_What the task requires_
Check each line of the listing below for the string "xlabel", and copy the ones that have it.

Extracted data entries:
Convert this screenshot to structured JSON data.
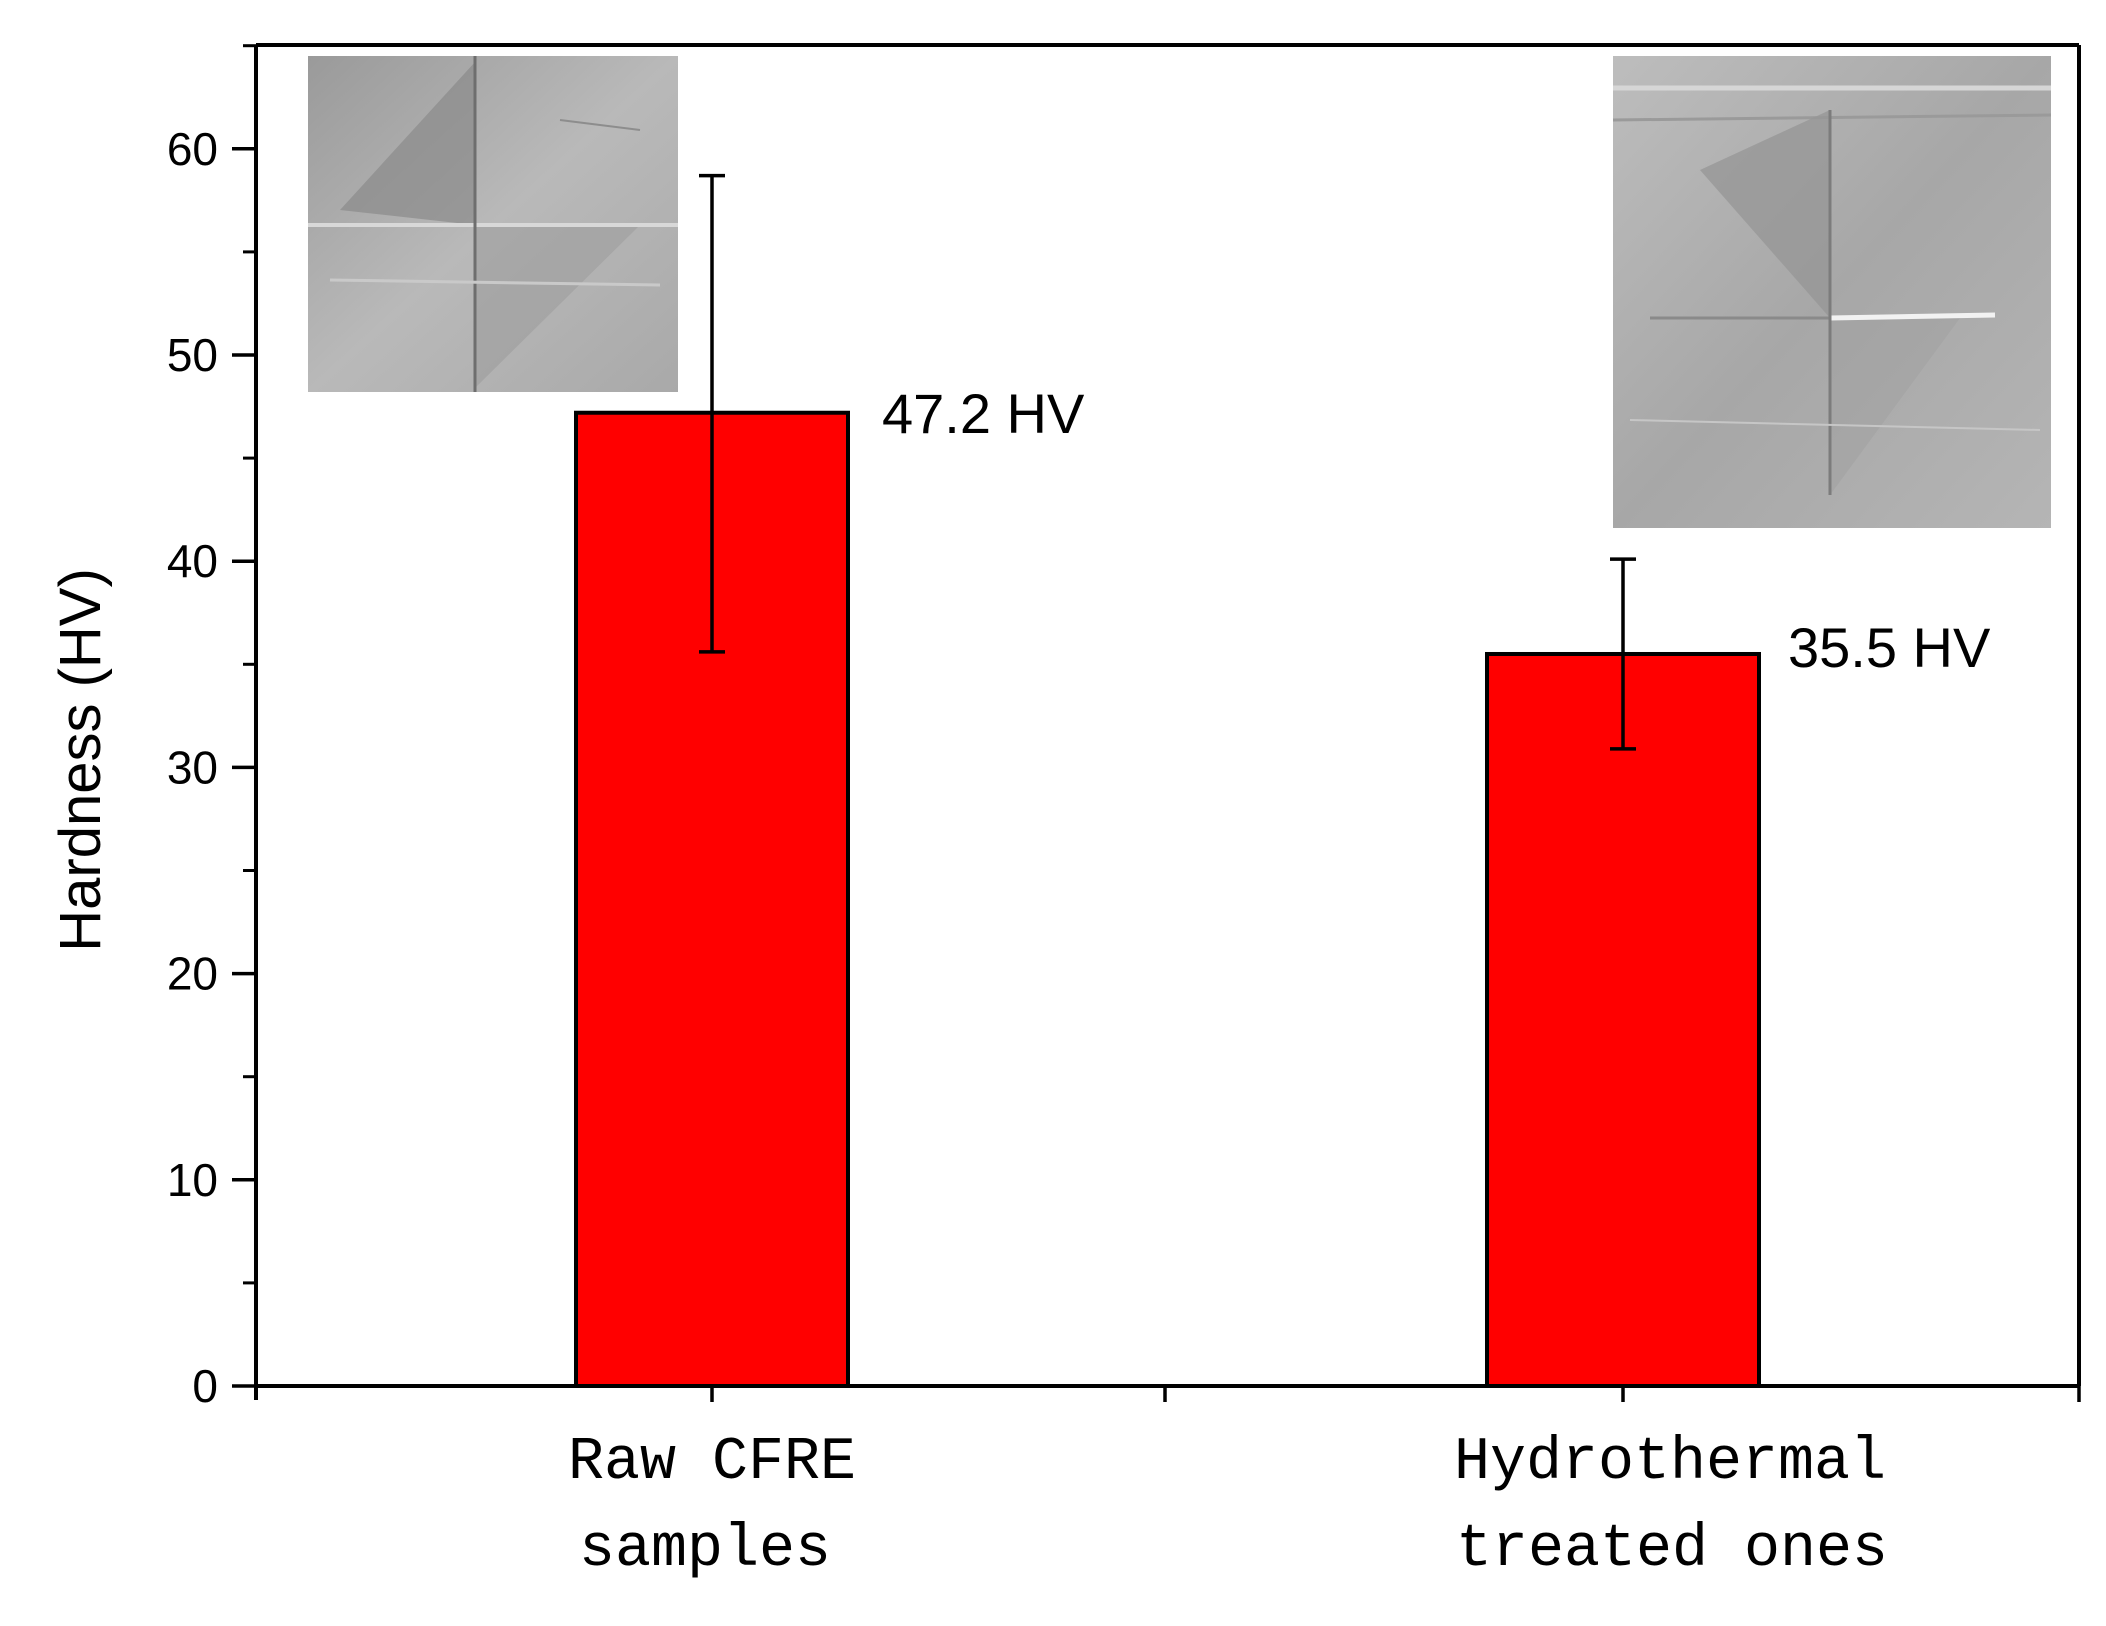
{
  "chart_data": {
    "type": "bar",
    "title": "",
    "xlabel": "",
    "ylabel": "Hardness (HV)",
    "ylim": [
      0,
      65
    ],
    "yticks": [
      0,
      10,
      20,
      30,
      40,
      50,
      60
    ],
    "categories": [
      {
        "line1": "Raw CFRE",
        "line2": "samples"
      },
      {
        "line1": "Hydrothermal",
        "line2": "treated ones"
      }
    ],
    "values": [
      47.2,
      35.5
    ],
    "error_low": [
      35.6,
      30.9
    ],
    "error_high": [
      58.7,
      40.1
    ],
    "data_labels": [
      "47.2 HV",
      "35.5 HV"
    ],
    "bar_color": "#ff0000",
    "insets": [
      "indentation-micrograph-icon",
      "indentation-micrograph-icon"
    ]
  }
}
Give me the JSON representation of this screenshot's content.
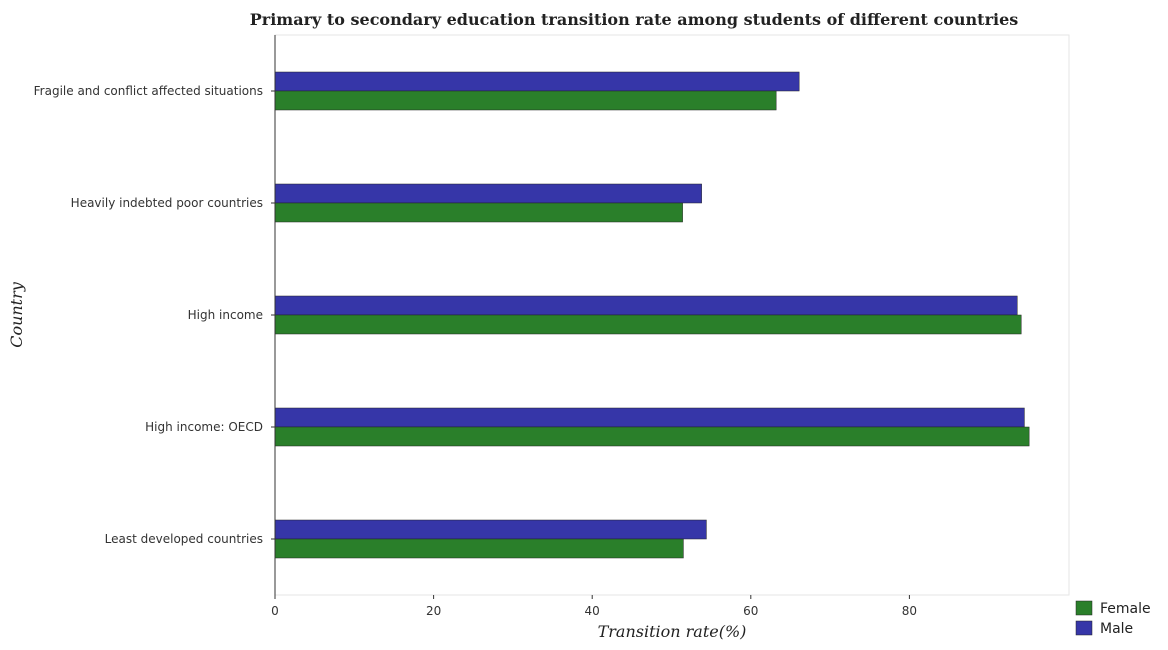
{
  "chart_data": {
    "type": "bar",
    "orientation": "horizontal",
    "title": "Primary to secondary education transition rate among students of different countries",
    "xlabel": "Transition rate(%)",
    "ylabel": "Country",
    "xlim": [
      0,
      100
    ],
    "xticks": [
      0,
      20,
      40,
      60,
      80
    ],
    "categories": [
      "Fragile and conflict affected situations",
      "Heavily indebted poor countries",
      "High income",
      "High income: OECD",
      "Least developed countries"
    ],
    "series": [
      {
        "name": "Female",
        "color": "#2a7f2a",
        "values": [
          63.2,
          51.4,
          94.1,
          95.1,
          51.5
        ]
      },
      {
        "name": "Male",
        "color": "#3636a8",
        "values": [
          66.1,
          53.8,
          93.6,
          94.5,
          54.4
        ]
      }
    ],
    "legend_position": "bottom-right",
    "grid": false
  }
}
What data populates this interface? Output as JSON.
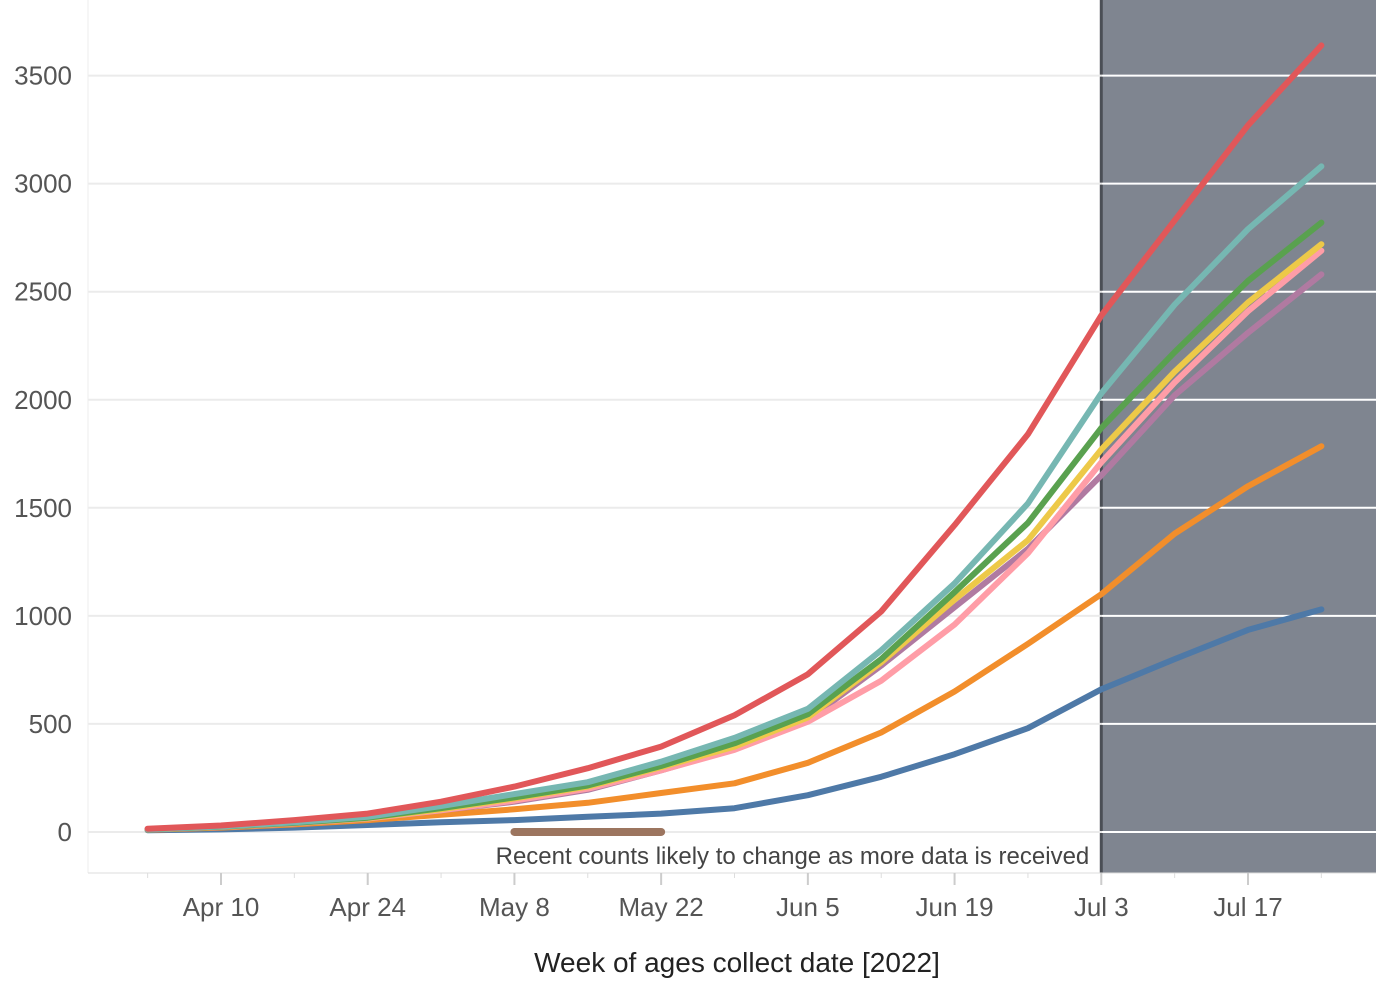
{
  "chart_data": {
    "type": "line",
    "xlabel": "Week of ages collect date [2022]",
    "ylabel": "",
    "ylim": [
      -190,
      3850
    ],
    "x_ticks": [
      "Apr 10",
      "Apr 24",
      "May 8",
      "May 22",
      "Jun 5",
      "Jun 19",
      "Jul 3",
      "Jul 17"
    ],
    "y_ticks": [
      0,
      500,
      1000,
      1500,
      2000,
      2500,
      3000,
      3500
    ],
    "grid": true,
    "x": [
      "2022-04-03",
      "2022-04-10",
      "2022-04-17",
      "2022-04-24",
      "2022-05-01",
      "2022-05-08",
      "2022-05-15",
      "2022-05-22",
      "2022-05-29",
      "2022-06-05",
      "2022-06-12",
      "2022-06-19",
      "2022-06-26",
      "2022-07-03",
      "2022-07-10",
      "2022-07-17",
      "2022-07-24"
    ],
    "series": [
      {
        "color": "#e15759",
        "values": [
          15,
          30,
          55,
          85,
          140,
          210,
          295,
          395,
          540,
          730,
          1020,
          1420,
          1840,
          2390,
          2830,
          3270,
          3640
        ]
      },
      {
        "color": "#76b7b2",
        "values": [
          12,
          25,
          45,
          70,
          120,
          175,
          230,
          325,
          435,
          570,
          840,
          1150,
          1520,
          2030,
          2440,
          2790,
          3080
        ]
      },
      {
        "color": "#59a14f",
        "values": [
          12,
          24,
          42,
          66,
          110,
          160,
          215,
          305,
          410,
          545,
          800,
          1110,
          1430,
          1870,
          2220,
          2550,
          2820
        ]
      },
      {
        "color": "#edc948",
        "values": [
          12,
          24,
          42,
          64,
          105,
          155,
          210,
          300,
          395,
          530,
          785,
          1075,
          1350,
          1770,
          2130,
          2450,
          2720
        ]
      },
      {
        "color": "#ff9da7",
        "values": [
          12,
          23,
          40,
          62,
          100,
          145,
          200,
          285,
          380,
          510,
          700,
          960,
          1290,
          1710,
          2080,
          2410,
          2690
        ]
      },
      {
        "color": "#b07aa1",
        "values": [
          12,
          23,
          40,
          62,
          100,
          140,
          195,
          285,
          385,
          520,
          770,
          1040,
          1310,
          1650,
          2020,
          2310,
          2580
        ]
      },
      {
        "color": "#f28e2b",
        "values": [
          10,
          20,
          35,
          55,
          80,
          105,
          135,
          180,
          225,
          320,
          460,
          650,
          870,
          1100,
          1380,
          1600,
          1785
        ]
      },
      {
        "color": "#4e79a7",
        "values": [
          8,
          12,
          20,
          32,
          45,
          55,
          70,
          85,
          110,
          170,
          255,
          360,
          480,
          660,
          800,
          935,
          1030
        ]
      }
    ],
    "annotation": "Recent counts likely to change as more data is received",
    "annotation_bar": {
      "from": "2022-05-08",
      "to": "2022-05-22",
      "color": "#9c755f"
    },
    "shaded_region": {
      "from": "2022-07-03",
      "color": "#7f8590"
    }
  }
}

_Exercise output_
    "xlabel": "",
    "xlabel": "Transition rate(%)",
    "xlabel": "Week of ages collect date [2022]",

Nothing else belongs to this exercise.